====== THE INPUT

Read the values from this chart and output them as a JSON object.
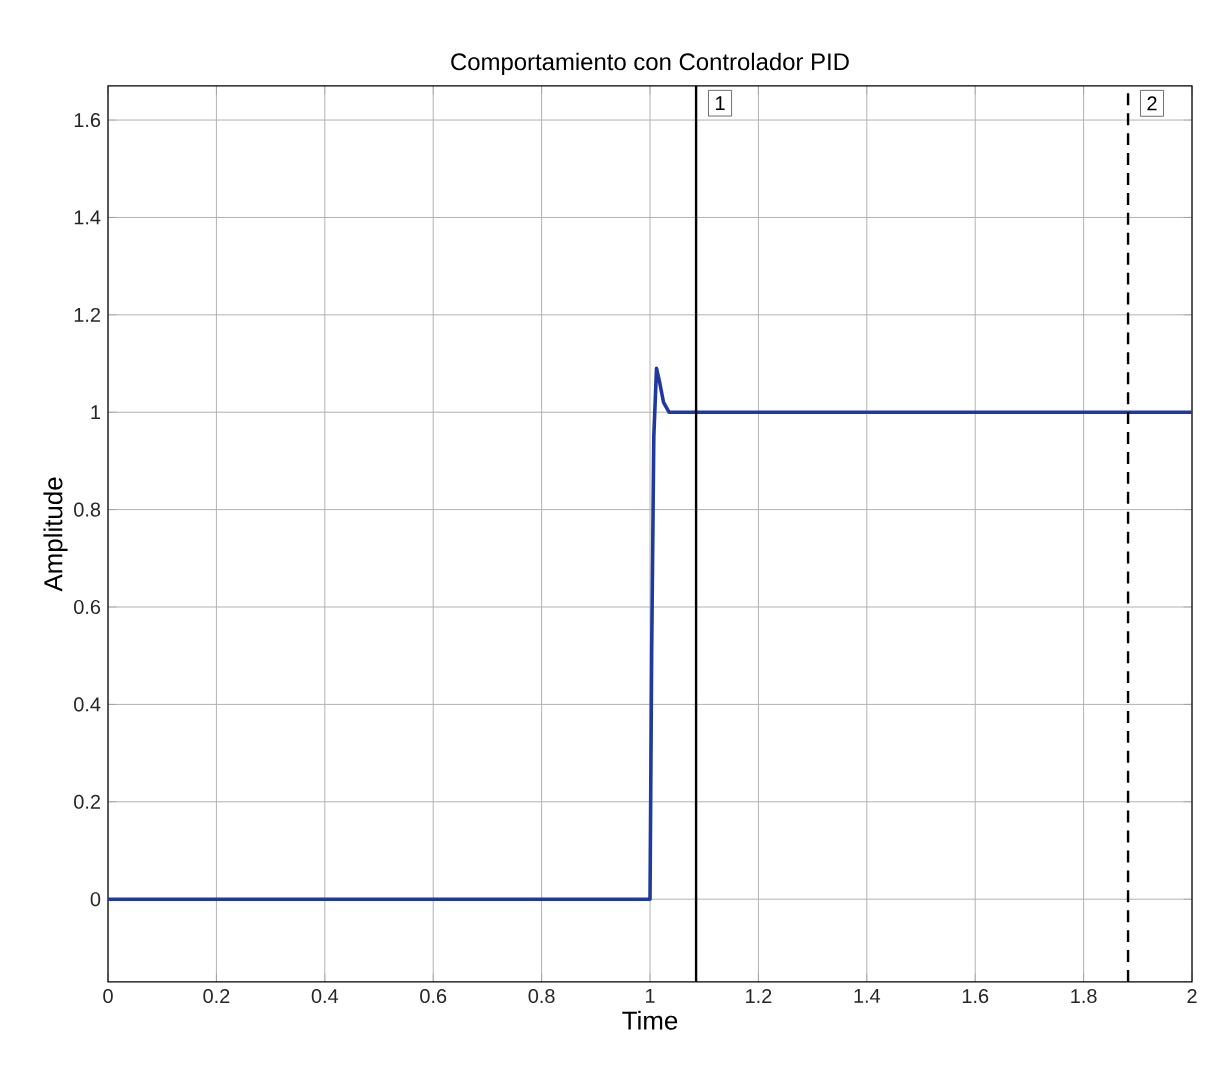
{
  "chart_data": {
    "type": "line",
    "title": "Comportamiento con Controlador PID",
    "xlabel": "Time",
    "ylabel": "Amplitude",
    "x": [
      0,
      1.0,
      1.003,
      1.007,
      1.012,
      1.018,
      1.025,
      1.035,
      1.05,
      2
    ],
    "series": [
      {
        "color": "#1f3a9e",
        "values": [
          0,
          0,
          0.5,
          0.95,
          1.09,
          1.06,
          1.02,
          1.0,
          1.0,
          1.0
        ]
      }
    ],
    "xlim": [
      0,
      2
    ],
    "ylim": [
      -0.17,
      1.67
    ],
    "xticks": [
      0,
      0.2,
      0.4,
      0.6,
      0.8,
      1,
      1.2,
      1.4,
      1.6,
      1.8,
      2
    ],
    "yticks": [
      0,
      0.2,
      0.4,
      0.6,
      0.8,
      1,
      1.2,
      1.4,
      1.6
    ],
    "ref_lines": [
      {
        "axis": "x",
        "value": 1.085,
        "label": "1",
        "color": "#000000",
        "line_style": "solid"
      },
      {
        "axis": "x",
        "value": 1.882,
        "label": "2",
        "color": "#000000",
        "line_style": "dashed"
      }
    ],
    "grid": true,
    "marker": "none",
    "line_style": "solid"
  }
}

============
====== THE INPUT

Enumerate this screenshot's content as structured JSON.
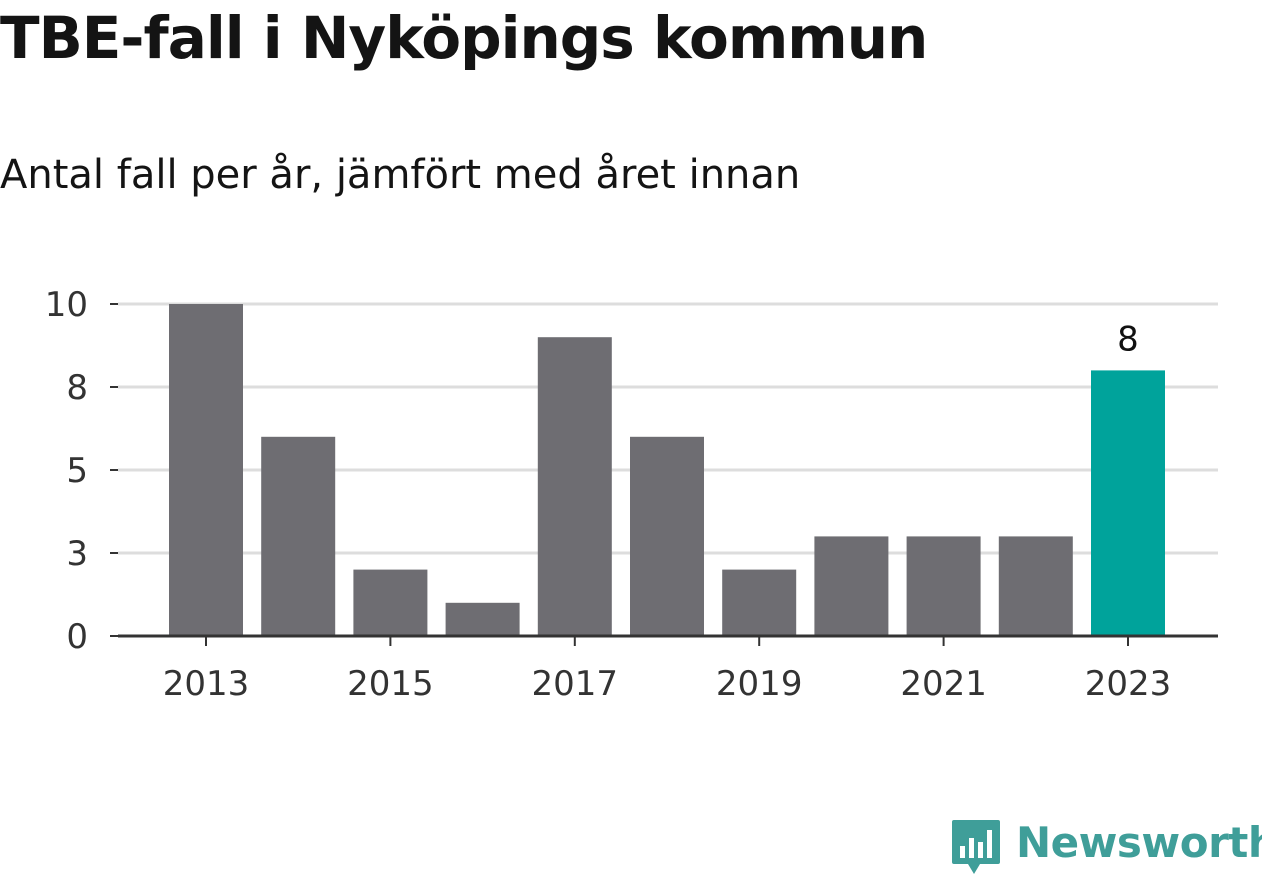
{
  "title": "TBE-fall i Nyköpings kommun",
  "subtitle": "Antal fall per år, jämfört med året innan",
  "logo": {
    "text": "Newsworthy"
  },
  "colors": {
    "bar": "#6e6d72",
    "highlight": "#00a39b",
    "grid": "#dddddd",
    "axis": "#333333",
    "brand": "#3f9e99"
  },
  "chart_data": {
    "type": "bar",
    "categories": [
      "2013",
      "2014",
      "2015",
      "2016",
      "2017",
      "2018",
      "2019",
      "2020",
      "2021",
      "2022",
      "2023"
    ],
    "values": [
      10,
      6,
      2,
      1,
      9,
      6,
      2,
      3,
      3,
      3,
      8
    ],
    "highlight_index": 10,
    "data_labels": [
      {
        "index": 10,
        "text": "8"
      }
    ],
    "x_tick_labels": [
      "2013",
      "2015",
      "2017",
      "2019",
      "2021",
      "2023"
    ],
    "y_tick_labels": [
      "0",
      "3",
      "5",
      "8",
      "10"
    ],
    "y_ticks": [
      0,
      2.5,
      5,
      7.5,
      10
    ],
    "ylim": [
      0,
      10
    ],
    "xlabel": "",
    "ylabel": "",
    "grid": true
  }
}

============
====== THE INPUT

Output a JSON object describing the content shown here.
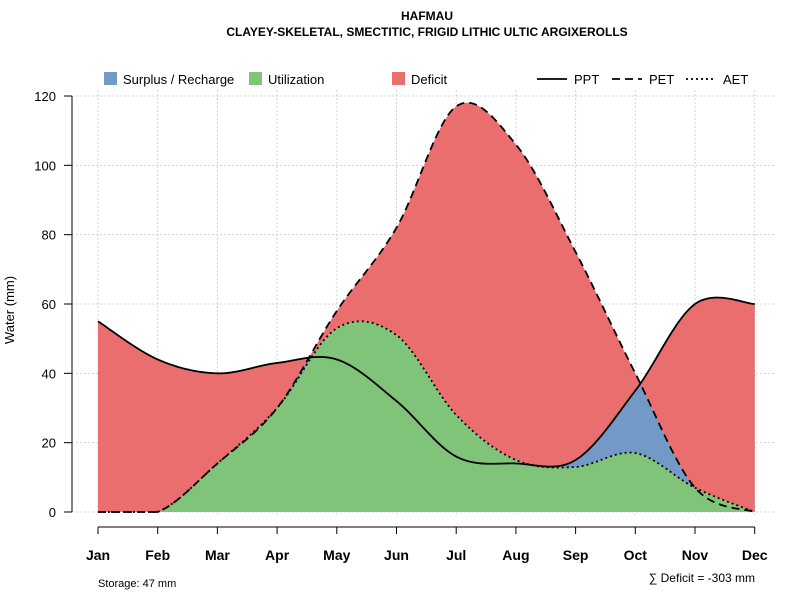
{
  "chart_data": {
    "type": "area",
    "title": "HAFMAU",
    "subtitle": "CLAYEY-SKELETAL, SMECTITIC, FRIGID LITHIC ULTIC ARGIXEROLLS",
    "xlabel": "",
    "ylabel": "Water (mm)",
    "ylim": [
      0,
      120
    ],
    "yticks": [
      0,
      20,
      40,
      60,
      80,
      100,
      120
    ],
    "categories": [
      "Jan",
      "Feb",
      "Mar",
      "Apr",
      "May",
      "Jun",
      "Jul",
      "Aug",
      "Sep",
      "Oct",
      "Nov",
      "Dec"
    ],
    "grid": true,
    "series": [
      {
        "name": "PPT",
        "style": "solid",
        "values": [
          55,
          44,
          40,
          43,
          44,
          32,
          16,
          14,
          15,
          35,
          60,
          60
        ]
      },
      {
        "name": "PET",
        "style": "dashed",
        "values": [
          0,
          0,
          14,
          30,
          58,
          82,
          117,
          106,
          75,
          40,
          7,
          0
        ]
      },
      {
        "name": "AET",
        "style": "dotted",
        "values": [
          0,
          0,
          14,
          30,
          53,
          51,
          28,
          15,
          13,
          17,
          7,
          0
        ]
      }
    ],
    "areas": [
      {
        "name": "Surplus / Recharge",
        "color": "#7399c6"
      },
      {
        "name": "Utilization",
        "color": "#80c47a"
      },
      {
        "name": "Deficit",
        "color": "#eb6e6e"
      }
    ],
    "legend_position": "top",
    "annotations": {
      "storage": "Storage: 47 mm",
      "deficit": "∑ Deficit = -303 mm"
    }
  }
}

============

— EXERCISE PROMPT —
Check each line above for the word "subtitle", and copy the lines where it appears.

— EXERCISE SOLUTION —
  "subtitle": "Antal fall per år, jämfört med året innan",
    "subtitle": "CLAYEY-SKELETAL, SMECTITIC, FRIGID LITHIC ULTIC ARGIXEROLLS",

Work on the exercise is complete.